◆ Task requirements: Return all lines from the listing below that include the word "JSON".

◆ Data for this task:
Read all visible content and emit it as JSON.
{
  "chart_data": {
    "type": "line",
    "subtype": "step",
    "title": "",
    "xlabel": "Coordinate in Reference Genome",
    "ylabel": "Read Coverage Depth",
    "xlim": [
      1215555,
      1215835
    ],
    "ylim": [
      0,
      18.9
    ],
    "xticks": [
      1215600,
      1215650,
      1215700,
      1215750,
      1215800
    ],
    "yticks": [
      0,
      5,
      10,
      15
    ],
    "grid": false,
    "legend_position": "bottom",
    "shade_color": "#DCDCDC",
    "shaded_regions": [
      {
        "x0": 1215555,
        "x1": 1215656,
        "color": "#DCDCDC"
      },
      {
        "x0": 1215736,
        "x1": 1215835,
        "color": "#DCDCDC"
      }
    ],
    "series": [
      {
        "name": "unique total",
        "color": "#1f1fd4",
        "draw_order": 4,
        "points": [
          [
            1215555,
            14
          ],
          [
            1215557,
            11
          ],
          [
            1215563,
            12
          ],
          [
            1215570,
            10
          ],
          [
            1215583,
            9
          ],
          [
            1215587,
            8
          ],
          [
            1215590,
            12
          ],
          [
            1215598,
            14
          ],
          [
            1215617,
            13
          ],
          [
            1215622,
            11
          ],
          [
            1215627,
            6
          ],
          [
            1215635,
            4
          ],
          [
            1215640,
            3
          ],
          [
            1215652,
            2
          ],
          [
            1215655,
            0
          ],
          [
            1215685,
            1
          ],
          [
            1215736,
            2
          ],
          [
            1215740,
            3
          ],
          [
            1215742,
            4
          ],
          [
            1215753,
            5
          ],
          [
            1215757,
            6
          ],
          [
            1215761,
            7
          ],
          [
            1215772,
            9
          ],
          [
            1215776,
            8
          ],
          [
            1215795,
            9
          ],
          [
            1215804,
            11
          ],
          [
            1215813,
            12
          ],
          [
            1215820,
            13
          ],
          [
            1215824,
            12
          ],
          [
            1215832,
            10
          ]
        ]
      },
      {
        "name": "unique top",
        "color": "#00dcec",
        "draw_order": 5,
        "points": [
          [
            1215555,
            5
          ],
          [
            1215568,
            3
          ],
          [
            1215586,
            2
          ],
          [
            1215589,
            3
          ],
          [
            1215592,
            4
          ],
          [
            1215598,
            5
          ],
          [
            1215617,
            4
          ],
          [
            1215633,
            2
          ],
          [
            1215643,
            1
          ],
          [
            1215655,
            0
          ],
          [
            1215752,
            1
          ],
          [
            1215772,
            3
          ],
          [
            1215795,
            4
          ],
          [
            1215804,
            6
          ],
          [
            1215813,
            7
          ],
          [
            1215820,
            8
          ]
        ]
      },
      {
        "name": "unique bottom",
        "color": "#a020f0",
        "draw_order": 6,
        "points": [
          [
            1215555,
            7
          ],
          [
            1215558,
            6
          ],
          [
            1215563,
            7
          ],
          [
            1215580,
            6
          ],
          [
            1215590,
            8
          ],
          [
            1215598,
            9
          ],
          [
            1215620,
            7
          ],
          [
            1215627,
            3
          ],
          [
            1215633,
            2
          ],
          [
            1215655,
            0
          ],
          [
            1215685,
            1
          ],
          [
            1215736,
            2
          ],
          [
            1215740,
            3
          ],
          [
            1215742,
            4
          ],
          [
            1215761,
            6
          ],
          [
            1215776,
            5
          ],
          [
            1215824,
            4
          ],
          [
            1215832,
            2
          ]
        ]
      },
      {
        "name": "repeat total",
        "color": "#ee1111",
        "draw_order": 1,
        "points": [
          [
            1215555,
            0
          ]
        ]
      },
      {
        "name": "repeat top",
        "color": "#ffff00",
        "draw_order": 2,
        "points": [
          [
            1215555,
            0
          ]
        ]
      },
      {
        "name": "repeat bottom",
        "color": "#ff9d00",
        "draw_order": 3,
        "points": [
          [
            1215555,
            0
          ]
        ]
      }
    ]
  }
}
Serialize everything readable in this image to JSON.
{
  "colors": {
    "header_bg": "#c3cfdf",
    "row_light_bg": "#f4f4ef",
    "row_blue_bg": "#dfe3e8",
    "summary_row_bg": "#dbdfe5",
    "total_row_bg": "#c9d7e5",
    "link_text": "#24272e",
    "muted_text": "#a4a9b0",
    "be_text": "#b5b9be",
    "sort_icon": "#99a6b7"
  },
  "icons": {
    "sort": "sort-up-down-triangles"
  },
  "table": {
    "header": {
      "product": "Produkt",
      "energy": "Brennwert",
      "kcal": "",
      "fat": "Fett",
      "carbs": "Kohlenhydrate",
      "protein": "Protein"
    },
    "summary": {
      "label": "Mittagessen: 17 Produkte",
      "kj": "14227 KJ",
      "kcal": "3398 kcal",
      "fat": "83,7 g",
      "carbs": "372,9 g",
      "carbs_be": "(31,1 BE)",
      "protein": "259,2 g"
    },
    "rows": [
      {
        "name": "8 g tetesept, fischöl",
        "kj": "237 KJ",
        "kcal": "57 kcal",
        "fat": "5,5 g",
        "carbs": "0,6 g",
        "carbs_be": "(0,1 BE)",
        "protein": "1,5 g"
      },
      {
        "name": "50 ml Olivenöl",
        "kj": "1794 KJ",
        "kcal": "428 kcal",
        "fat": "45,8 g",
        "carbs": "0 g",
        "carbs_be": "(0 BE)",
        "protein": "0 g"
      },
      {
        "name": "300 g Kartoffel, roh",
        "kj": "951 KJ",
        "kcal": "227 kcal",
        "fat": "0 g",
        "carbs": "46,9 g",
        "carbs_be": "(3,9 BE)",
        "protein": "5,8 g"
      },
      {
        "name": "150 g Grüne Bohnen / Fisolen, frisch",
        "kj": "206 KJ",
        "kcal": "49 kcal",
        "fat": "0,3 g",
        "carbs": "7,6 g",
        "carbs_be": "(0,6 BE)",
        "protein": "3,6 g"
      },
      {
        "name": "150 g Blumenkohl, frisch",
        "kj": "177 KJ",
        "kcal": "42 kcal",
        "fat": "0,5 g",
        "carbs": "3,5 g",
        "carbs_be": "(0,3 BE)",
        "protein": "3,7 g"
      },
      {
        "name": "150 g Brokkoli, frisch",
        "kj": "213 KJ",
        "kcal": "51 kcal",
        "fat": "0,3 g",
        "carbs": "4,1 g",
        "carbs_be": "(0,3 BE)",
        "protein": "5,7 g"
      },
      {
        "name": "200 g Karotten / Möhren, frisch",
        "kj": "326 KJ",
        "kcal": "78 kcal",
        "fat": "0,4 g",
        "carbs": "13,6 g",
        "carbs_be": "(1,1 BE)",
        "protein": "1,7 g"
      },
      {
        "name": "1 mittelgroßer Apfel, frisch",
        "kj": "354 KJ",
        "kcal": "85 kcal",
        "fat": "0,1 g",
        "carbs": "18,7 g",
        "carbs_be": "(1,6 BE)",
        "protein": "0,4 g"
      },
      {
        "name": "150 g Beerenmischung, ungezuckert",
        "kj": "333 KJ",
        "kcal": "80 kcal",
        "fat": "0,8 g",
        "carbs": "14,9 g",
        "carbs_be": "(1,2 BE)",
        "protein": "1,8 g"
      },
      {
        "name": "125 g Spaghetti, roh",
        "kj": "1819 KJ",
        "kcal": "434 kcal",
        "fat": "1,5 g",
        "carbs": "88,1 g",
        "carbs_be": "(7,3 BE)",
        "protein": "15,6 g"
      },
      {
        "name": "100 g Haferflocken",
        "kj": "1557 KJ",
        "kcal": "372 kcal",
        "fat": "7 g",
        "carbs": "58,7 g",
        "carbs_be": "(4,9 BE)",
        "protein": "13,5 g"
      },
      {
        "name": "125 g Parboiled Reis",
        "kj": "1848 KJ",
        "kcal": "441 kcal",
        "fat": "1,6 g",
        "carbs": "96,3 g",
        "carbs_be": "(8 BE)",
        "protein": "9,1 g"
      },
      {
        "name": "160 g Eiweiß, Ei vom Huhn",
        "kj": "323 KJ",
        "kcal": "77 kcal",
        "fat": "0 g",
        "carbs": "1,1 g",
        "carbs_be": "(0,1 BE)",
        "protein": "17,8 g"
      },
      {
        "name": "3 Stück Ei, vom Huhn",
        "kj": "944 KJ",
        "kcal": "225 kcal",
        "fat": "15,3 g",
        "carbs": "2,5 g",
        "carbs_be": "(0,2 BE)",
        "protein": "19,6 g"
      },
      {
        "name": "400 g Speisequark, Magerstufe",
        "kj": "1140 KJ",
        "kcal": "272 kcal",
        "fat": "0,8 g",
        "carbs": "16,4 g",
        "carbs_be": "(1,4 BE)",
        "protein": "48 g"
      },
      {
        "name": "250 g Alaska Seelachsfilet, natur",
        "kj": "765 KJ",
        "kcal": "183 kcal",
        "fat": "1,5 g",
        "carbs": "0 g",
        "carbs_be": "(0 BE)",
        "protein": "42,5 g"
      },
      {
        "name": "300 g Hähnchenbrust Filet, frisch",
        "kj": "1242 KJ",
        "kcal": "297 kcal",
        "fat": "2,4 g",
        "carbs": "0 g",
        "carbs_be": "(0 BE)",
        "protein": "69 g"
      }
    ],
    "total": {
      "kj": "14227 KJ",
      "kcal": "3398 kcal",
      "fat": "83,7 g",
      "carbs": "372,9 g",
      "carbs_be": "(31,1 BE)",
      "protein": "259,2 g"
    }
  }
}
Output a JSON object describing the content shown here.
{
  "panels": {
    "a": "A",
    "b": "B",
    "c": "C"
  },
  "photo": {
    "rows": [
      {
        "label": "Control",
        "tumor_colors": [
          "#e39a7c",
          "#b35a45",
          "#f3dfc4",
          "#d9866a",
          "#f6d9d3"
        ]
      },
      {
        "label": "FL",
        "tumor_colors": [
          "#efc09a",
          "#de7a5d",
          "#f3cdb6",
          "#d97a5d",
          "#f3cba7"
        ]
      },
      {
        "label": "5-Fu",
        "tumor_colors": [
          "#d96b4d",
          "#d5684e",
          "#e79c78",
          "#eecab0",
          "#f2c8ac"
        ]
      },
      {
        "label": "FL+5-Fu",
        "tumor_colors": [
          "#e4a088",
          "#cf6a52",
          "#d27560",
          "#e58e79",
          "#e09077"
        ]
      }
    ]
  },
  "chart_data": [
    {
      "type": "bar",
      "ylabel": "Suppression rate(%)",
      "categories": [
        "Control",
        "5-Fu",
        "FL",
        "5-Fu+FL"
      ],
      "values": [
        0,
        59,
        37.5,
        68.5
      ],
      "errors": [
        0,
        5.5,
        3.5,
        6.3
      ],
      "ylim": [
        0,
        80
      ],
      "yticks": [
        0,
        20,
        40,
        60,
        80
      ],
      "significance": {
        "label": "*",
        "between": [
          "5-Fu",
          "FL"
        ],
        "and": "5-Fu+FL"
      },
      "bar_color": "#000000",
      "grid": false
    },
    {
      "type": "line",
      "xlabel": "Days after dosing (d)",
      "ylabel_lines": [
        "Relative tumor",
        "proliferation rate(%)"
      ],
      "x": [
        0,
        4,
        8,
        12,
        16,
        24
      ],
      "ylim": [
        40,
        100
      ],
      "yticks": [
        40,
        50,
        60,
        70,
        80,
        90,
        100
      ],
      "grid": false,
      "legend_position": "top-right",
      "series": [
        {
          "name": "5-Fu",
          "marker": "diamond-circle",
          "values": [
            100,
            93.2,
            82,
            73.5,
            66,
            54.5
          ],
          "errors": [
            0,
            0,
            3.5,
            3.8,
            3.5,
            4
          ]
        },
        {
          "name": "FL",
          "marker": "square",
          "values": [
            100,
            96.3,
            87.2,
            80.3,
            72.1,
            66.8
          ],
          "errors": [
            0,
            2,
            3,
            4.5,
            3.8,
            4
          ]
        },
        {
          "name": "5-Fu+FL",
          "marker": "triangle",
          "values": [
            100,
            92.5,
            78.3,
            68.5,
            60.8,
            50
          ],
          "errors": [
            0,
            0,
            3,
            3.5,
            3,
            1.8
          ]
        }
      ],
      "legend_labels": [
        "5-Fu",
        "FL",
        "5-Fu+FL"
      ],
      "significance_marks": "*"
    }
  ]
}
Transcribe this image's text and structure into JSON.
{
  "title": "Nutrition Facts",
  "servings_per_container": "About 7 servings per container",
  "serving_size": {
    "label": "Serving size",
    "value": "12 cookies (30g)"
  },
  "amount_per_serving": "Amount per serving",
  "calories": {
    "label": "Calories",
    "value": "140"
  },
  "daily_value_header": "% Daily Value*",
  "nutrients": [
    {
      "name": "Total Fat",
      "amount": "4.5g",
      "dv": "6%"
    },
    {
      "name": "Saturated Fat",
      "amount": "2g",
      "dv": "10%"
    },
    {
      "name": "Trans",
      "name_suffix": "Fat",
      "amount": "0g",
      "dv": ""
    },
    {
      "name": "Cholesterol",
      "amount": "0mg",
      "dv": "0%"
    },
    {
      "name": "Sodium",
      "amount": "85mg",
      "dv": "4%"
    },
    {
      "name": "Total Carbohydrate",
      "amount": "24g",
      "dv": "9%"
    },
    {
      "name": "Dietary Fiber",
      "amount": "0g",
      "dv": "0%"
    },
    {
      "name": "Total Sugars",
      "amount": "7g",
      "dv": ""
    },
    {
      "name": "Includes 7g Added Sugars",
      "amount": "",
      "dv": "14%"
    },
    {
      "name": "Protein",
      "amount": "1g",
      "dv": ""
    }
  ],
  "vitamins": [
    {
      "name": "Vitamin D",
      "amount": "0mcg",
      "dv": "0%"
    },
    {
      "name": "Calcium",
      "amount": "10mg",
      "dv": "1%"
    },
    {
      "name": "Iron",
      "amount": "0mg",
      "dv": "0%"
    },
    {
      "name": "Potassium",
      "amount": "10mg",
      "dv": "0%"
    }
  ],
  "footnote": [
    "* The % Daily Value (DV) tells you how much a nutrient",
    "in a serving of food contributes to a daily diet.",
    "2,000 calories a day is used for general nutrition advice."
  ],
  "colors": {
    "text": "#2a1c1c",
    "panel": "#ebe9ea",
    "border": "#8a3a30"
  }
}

◆ Task result:
Read all visible content and emit it as JSON.
Serialize everything readable in this image to JSON.
Output a JSON object describing the content shown here.
Transcribe this image's text and structure into JSON.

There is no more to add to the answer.